WHAT TO WORK ON:
Within the entries below, find every line that has the string "nimpairment", then copy it.

(Records from a collection)
☆ ☆ ☆ ☆ ☆

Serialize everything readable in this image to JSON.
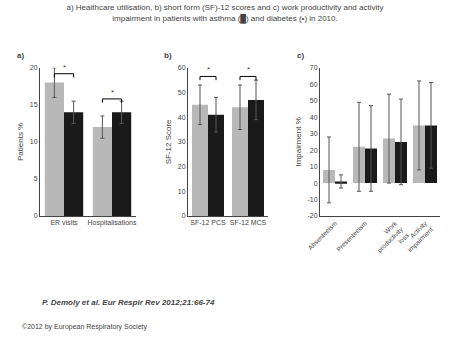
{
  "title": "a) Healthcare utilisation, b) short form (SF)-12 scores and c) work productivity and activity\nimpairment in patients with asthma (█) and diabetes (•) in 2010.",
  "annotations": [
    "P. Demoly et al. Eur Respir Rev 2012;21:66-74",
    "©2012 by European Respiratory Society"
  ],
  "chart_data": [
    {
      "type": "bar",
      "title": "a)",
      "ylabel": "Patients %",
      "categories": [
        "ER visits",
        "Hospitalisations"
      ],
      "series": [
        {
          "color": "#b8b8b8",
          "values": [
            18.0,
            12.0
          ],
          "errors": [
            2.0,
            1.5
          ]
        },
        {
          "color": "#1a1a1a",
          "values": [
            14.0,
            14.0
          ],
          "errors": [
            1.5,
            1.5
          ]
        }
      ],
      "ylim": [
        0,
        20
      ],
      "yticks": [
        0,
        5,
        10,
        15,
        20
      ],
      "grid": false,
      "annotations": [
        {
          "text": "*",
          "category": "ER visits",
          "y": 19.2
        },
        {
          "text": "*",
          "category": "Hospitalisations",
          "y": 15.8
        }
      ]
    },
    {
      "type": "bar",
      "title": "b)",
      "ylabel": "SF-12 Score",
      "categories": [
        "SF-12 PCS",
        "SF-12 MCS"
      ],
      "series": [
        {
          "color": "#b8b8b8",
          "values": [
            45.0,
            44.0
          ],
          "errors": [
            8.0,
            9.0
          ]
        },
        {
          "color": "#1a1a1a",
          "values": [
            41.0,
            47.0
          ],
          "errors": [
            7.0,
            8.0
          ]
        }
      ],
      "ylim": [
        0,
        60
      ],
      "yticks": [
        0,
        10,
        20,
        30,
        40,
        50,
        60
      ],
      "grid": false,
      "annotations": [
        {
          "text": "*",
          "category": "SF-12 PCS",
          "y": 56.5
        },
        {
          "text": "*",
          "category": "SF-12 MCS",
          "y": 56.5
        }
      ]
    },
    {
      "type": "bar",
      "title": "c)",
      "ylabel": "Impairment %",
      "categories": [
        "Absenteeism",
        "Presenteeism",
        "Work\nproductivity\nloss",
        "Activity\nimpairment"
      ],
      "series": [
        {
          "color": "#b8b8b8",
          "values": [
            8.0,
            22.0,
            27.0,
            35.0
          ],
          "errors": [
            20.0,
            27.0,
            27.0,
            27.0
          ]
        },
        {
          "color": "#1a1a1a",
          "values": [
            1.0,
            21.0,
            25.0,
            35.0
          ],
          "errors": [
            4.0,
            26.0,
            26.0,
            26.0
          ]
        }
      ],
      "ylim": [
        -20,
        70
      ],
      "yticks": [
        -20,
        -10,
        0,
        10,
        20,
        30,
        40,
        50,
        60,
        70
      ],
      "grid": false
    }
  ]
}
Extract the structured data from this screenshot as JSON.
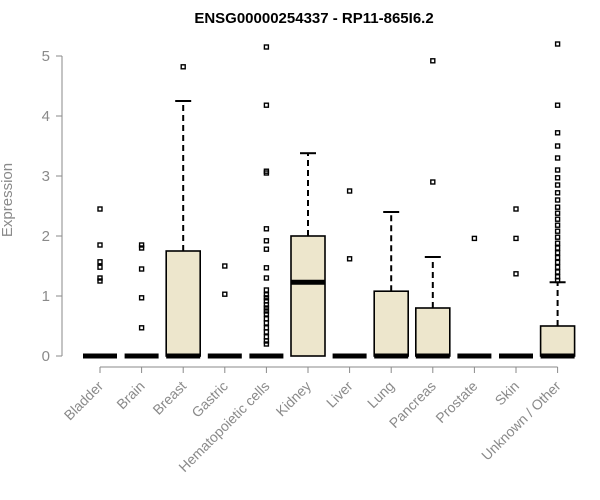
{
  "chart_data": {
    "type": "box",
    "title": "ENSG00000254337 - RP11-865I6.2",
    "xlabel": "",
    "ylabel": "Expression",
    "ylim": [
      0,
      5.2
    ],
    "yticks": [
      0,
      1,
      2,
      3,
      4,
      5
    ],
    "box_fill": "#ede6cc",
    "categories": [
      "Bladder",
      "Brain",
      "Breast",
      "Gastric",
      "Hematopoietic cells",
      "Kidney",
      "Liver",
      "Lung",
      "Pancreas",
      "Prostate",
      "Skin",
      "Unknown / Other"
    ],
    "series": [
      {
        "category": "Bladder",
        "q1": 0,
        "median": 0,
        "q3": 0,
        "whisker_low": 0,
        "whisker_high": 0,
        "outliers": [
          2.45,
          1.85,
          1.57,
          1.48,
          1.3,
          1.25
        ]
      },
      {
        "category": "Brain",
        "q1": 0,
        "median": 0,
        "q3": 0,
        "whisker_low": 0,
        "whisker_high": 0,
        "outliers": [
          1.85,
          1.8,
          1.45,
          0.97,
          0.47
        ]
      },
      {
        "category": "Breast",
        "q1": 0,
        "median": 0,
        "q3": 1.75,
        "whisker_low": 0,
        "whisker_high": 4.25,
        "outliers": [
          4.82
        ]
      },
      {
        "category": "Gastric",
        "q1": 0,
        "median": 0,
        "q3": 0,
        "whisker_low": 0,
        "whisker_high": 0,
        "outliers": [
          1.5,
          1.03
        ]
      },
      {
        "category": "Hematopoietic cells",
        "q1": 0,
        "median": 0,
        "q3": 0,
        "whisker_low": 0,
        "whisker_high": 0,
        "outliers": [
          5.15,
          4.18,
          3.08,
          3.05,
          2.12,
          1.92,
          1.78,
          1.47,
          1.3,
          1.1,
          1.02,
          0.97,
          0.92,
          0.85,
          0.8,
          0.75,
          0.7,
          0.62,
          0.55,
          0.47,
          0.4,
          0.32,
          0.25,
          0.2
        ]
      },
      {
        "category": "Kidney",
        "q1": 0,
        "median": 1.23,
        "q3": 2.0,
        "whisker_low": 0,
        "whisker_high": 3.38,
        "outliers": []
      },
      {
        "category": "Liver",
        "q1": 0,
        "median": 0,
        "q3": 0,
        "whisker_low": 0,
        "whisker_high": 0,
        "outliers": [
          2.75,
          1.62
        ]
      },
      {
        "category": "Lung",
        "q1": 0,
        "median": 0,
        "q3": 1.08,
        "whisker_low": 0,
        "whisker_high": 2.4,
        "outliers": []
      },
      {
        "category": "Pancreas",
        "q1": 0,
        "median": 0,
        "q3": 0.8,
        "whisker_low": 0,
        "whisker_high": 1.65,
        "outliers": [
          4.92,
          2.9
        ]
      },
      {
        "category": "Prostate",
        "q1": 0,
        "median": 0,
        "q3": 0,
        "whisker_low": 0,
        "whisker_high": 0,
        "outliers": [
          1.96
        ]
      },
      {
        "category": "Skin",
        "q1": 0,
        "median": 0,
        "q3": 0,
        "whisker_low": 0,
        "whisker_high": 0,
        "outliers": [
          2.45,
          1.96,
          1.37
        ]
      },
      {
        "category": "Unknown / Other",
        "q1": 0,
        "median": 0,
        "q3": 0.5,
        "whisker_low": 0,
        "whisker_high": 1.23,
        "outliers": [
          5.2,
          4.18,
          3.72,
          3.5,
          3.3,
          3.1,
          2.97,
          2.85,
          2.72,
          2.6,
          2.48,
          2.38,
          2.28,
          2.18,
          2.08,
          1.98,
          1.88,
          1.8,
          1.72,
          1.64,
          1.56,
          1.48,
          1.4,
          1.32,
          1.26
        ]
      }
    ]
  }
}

☆ ☆ ☆ ☆ ☆

REPLY:
  "title": "a) Healthcare utilisation, b) short form (SF)-12 scores and c) work productivity and activity\nimpairment in patients with asthma (█) and diabetes (•) in 2010.",
        "Activity\nimpairment"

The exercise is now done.